▶ **REQUIRED WORK**
Using the data below, copy each line that includes the word "wired".

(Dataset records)
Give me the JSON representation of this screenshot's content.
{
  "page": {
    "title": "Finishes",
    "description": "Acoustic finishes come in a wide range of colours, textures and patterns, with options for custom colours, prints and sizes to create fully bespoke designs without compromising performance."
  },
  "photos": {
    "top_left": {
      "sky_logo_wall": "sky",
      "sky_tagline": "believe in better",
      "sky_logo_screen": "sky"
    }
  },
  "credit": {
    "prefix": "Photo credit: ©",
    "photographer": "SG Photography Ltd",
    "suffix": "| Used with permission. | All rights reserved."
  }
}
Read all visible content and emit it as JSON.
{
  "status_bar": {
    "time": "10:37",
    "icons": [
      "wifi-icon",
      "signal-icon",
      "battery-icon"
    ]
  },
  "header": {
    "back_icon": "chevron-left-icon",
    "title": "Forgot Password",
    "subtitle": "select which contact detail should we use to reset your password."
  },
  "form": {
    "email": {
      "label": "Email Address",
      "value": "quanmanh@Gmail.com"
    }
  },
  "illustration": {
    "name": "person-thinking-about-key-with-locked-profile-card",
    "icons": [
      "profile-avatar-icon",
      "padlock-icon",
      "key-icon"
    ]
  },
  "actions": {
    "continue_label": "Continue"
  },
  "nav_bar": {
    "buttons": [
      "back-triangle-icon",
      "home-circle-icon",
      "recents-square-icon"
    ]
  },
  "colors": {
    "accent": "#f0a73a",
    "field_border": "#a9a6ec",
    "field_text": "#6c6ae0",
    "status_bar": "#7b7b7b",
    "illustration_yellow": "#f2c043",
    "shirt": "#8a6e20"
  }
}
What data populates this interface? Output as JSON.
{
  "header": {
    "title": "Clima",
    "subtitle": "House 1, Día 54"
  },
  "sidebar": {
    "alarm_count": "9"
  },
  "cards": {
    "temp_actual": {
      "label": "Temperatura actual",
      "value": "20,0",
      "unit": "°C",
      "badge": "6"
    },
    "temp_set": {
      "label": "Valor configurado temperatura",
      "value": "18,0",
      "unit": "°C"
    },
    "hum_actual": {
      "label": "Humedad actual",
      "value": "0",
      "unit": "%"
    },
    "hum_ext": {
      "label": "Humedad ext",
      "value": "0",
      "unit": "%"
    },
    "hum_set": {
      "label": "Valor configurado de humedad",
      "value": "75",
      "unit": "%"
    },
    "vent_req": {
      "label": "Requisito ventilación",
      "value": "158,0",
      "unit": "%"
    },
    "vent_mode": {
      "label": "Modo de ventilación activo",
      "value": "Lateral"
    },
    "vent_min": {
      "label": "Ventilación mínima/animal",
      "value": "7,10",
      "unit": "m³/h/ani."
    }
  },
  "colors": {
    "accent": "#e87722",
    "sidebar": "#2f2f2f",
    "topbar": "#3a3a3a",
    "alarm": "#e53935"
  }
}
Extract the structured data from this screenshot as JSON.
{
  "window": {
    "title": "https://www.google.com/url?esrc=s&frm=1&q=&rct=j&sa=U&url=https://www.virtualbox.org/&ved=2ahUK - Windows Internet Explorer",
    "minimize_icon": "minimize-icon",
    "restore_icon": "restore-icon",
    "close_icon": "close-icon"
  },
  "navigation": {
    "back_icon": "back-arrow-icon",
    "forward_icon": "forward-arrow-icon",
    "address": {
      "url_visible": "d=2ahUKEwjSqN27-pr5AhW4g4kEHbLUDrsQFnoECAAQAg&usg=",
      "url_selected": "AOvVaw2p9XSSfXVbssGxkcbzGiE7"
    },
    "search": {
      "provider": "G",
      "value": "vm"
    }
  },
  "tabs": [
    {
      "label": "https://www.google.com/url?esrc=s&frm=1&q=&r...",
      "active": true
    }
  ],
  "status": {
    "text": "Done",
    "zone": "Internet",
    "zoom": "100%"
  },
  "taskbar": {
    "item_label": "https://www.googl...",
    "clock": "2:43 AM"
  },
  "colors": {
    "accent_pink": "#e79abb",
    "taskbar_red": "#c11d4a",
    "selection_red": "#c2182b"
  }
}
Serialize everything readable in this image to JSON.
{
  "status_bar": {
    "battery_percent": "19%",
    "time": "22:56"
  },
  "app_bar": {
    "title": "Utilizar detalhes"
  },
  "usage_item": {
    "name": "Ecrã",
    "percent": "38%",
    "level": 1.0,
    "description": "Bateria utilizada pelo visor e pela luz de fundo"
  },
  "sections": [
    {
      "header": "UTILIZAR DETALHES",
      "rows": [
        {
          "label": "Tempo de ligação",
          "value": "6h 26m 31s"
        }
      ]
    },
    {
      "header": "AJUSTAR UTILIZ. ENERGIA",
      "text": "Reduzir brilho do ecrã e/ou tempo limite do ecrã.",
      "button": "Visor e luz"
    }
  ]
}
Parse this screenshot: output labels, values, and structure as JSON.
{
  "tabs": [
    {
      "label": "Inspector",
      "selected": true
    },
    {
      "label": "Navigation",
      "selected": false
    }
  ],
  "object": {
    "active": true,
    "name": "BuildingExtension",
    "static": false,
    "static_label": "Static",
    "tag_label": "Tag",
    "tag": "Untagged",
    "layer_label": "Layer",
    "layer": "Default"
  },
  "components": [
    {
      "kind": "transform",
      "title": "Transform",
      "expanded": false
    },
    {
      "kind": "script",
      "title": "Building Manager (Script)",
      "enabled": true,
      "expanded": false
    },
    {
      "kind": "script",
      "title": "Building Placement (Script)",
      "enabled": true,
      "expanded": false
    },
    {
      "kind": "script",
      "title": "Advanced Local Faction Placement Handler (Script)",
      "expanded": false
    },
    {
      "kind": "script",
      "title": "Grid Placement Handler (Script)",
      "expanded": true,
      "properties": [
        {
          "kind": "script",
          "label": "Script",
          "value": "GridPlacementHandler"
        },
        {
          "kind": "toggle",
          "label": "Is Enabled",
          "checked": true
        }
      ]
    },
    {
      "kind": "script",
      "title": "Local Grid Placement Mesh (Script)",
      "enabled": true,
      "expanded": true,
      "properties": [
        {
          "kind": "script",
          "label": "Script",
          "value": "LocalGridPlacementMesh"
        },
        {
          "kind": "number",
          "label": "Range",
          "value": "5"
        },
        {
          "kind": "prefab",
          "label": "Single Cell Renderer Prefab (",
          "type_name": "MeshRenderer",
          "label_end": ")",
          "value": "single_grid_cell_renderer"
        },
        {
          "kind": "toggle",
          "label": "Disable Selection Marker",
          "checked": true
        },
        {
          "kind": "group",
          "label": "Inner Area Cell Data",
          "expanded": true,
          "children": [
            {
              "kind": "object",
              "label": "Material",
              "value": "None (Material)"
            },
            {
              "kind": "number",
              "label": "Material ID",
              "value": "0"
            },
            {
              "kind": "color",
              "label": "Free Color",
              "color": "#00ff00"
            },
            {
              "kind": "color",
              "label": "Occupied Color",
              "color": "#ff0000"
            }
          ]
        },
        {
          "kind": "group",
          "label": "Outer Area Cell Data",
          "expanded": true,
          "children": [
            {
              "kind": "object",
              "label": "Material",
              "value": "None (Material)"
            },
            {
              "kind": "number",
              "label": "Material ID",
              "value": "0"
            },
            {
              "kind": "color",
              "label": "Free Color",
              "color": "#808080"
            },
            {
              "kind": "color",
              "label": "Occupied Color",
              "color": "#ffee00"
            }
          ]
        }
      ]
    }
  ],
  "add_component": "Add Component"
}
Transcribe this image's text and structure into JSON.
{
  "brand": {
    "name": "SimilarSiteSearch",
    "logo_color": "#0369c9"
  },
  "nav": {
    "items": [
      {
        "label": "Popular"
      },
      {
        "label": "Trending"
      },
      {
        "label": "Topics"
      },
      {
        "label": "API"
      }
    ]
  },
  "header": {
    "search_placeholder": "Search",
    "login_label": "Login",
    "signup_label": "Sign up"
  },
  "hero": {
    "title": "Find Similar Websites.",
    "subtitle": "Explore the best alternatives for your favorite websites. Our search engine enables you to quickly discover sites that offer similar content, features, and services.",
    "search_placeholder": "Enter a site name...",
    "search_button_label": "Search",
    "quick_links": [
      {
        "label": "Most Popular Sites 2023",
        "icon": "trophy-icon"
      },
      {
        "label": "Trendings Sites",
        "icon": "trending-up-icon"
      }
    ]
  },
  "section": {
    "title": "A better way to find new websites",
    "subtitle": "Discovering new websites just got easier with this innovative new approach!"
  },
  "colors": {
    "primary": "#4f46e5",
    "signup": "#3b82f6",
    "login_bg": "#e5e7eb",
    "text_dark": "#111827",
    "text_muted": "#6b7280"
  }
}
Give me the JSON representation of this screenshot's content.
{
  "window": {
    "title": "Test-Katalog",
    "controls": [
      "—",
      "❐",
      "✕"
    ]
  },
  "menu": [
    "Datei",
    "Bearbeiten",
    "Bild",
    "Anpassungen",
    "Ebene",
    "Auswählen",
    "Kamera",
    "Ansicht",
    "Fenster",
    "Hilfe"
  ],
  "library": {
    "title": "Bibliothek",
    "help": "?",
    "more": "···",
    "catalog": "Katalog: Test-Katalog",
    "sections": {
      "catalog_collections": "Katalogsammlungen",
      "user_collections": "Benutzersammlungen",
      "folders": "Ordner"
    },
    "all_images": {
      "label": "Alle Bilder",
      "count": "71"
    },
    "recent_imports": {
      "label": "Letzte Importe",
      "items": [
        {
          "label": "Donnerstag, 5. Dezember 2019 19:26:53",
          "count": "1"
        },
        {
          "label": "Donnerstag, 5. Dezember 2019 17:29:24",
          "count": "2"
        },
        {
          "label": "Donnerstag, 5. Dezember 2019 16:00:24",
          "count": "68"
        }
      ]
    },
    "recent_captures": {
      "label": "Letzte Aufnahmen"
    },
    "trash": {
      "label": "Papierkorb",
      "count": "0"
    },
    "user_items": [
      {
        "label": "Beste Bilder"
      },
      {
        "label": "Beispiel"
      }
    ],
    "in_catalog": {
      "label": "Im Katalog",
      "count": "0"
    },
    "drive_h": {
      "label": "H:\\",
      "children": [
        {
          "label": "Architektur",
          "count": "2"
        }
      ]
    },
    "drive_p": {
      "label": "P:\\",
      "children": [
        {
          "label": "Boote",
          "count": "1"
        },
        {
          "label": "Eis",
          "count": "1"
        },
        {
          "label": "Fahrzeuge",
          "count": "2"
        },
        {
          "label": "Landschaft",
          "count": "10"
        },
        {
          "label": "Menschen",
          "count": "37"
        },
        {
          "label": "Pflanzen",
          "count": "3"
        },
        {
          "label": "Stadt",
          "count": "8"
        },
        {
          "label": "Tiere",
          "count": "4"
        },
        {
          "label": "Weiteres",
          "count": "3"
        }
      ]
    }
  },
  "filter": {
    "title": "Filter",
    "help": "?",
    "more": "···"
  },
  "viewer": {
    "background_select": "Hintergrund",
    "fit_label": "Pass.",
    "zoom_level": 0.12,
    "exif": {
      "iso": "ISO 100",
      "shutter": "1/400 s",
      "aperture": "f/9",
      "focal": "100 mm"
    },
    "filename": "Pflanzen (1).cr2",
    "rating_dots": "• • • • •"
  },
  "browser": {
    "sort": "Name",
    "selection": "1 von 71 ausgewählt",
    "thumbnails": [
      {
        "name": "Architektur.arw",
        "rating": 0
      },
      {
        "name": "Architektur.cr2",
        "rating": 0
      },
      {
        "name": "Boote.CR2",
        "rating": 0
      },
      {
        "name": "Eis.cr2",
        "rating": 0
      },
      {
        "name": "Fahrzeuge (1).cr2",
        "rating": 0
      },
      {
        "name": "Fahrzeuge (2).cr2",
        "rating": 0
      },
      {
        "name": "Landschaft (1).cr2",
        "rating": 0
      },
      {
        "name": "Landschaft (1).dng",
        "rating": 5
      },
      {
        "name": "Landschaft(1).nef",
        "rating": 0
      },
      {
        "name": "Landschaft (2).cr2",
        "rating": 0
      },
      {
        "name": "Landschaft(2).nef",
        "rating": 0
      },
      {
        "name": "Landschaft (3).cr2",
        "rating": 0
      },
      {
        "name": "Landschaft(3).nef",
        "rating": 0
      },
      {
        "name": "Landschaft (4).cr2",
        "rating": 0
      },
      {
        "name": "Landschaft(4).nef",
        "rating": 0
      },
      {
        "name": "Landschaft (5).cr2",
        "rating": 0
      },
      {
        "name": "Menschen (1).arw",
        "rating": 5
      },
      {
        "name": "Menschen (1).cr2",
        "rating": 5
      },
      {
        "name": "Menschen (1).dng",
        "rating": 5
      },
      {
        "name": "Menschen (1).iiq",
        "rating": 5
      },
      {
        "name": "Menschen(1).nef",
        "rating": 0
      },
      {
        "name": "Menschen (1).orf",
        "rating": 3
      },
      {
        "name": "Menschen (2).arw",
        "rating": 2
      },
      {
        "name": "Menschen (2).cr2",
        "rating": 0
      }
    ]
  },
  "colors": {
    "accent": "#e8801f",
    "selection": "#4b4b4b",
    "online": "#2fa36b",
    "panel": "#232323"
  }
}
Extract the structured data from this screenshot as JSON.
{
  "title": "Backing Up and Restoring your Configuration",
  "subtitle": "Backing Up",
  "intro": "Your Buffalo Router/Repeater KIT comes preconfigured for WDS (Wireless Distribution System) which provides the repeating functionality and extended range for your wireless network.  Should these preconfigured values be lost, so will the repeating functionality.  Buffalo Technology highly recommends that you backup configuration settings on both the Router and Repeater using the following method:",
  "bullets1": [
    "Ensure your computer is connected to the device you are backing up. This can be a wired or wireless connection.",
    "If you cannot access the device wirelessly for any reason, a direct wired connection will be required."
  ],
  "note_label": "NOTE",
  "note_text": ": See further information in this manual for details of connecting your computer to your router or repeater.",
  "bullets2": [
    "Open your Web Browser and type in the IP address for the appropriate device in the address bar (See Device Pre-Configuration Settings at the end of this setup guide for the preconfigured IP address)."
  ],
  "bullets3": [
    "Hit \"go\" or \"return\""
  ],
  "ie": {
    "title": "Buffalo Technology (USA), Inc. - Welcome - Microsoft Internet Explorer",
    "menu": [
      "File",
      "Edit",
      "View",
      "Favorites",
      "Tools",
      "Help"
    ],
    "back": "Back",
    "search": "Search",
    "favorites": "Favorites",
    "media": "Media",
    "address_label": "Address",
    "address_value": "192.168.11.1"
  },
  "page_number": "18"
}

▶ **REPLY TO THE EXERCISE**
    "Ensure your computer is connected to the device you are backing up. This can be a wired or wireless connection.",
    "If you cannot access the device wirelessly for any reason, a direct wired connection will be required."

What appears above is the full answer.